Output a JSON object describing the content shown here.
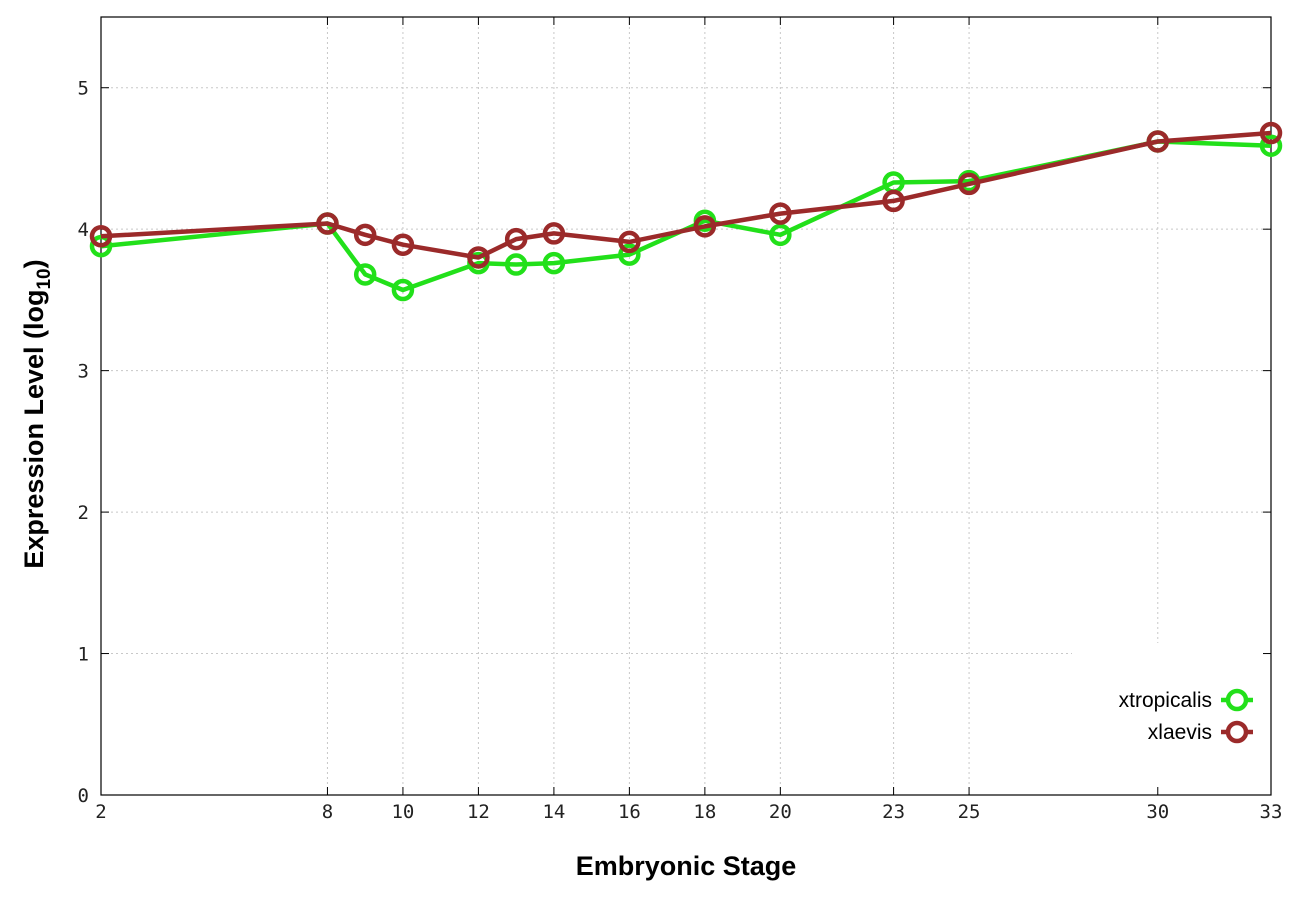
{
  "chart_data": {
    "type": "line",
    "title": "",
    "xlabel": "Embryonic Stage",
    "ylabel_main": "Expression Level (log",
    "ylabel_sub": "10",
    "ylabel_close": ")",
    "xlim": [
      2,
      33
    ],
    "ylim": [
      0,
      5.5
    ],
    "x_ticks": [
      {
        "value": 2,
        "label": "2"
      },
      {
        "value": 8,
        "label": "8"
      },
      {
        "value": 10,
        "label": "10"
      },
      {
        "value": 12,
        "label": "12"
      },
      {
        "value": 14,
        "label": "14"
      },
      {
        "value": 16,
        "label": "16"
      },
      {
        "value": 18,
        "label": "18"
      },
      {
        "value": 20,
        "label": "20"
      },
      {
        "value": 23,
        "label": "23"
      },
      {
        "value": 25,
        "label": "25"
      },
      {
        "value": 30,
        "label": "30"
      },
      {
        "value": 33,
        "label": "33"
      }
    ],
    "y_ticks": [
      {
        "value": 0,
        "label": "0"
      },
      {
        "value": 1,
        "label": "1"
      },
      {
        "value": 2,
        "label": "2"
      },
      {
        "value": 3,
        "label": "3"
      },
      {
        "value": 4,
        "label": "4"
      },
      {
        "value": 5,
        "label": "5"
      }
    ],
    "grid": true,
    "legend_position": "bottom-right",
    "series": [
      {
        "name": "xtropicalis",
        "color": "#22e01a",
        "points": [
          {
            "x": 2,
            "y": 3.88
          },
          {
            "x": 8,
            "y": 4.04
          },
          {
            "x": 9,
            "y": 3.68
          },
          {
            "x": 10,
            "y": 3.57
          },
          {
            "x": 12,
            "y": 3.76
          },
          {
            "x": 13,
            "y": 3.75
          },
          {
            "x": 14,
            "y": 3.76
          },
          {
            "x": 16,
            "y": 3.82
          },
          {
            "x": 18,
            "y": 4.06
          },
          {
            "x": 20,
            "y": 3.96
          },
          {
            "x": 23,
            "y": 4.33
          },
          {
            "x": 25,
            "y": 4.34
          },
          {
            "x": 30,
            "y": 4.62
          },
          {
            "x": 33,
            "y": 4.59
          }
        ]
      },
      {
        "name": "xlaevis",
        "color": "#9b2a2a",
        "points": [
          {
            "x": 2,
            "y": 3.95
          },
          {
            "x": 8,
            "y": 4.04
          },
          {
            "x": 9,
            "y": 3.96
          },
          {
            "x": 10,
            "y": 3.89
          },
          {
            "x": 12,
            "y": 3.8
          },
          {
            "x": 13,
            "y": 3.93
          },
          {
            "x": 14,
            "y": 3.97
          },
          {
            "x": 16,
            "y": 3.91
          },
          {
            "x": 18,
            "y": 4.02
          },
          {
            "x": 20,
            "y": 4.11
          },
          {
            "x": 23,
            "y": 4.2
          },
          {
            "x": 25,
            "y": 4.32
          },
          {
            "x": 30,
            "y": 4.62
          },
          {
            "x": 33,
            "y": 4.68
          }
        ]
      }
    ]
  }
}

- - - - - - -

TASK:
Quote every line of the records above exactly; no picture is to be copied.

EXERCISE OUTPUT:
Output a JSON object describing the content shown here.
{
  "chart_data": {
    "type": "line",
    "title": "",
    "xlabel": "Embryonic Stage",
    "ylabel_main": "Expression Level (log",
    "ylabel_sub": "10",
    "ylabel_close": ")",
    "xlim": [
      2,
      33
    ],
    "ylim": [
      0,
      5.5
    ],
    "x_ticks": [
      {
        "value": 2,
        "label": "2"
      },
      {
        "value": 8,
        "label": "8"
      },
      {
        "value": 10,
        "label": "10"
      },
      {
        "value": 12,
        "label": "12"
      },
      {
        "value": 14,
        "label": "14"
      },
      {
        "value": 16,
        "label": "16"
      },
      {
        "value": 18,
        "label": "18"
      },
      {
        "value": 20,
        "label": "20"
      },
      {
        "value": 23,
        "label": "23"
      },
      {
        "value": 25,
        "label": "25"
      },
      {
        "value": 30,
        "label": "30"
      },
      {
        "value": 33,
        "label": "33"
      }
    ],
    "y_ticks": [
      {
        "value": 0,
        "label": "0"
      },
      {
        "value": 1,
        "label": "1"
      },
      {
        "value": 2,
        "label": "2"
      },
      {
        "value": 3,
        "label": "3"
      },
      {
        "value": 4,
        "label": "4"
      },
      {
        "value": 5,
        "label": "5"
      }
    ],
    "grid": true,
    "legend_position": "bottom-right",
    "series": [
      {
        "name": "xtropicalis",
        "color": "#22e01a",
        "points": [
          {
            "x": 2,
            "y": 3.88
          },
          {
            "x": 8,
            "y": 4.04
          },
          {
            "x": 9,
            "y": 3.68
          },
          {
            "x": 10,
            "y": 3.57
          },
          {
            "x": 12,
            "y": 3.76
          },
          {
            "x": 13,
            "y": 3.75
          },
          {
            "x": 14,
            "y": 3.76
          },
          {
            "x": 16,
            "y": 3.82
          },
          {
            "x": 18,
            "y": 4.06
          },
          {
            "x": 20,
            "y": 3.96
          },
          {
            "x": 23,
            "y": 4.33
          },
          {
            "x": 25,
            "y": 4.34
          },
          {
            "x": 30,
            "y": 4.62
          },
          {
            "x": 33,
            "y": 4.59
          }
        ]
      },
      {
        "name": "xlaevis",
        "color": "#9b2a2a",
        "points": [
          {
            "x": 2,
            "y": 3.95
          },
          {
            "x": 8,
            "y": 4.04
          },
          {
            "x": 9,
            "y": 3.96
          },
          {
            "x": 10,
            "y": 3.89
          },
          {
            "x": 12,
            "y": 3.8
          },
          {
            "x": 13,
            "y": 3.93
          },
          {
            "x": 14,
            "y": 3.97
          },
          {
            "x": 16,
            "y": 3.91
          },
          {
            "x": 18,
            "y": 4.02
          },
          {
            "x": 20,
            "y": 4.11
          },
          {
            "x": 23,
            "y": 4.2
          },
          {
            "x": 25,
            "y": 4.32
          },
          {
            "x": 30,
            "y": 4.62
          },
          {
            "x": 33,
            "y": 4.68
          }
        ]
      }
    ]
  }
}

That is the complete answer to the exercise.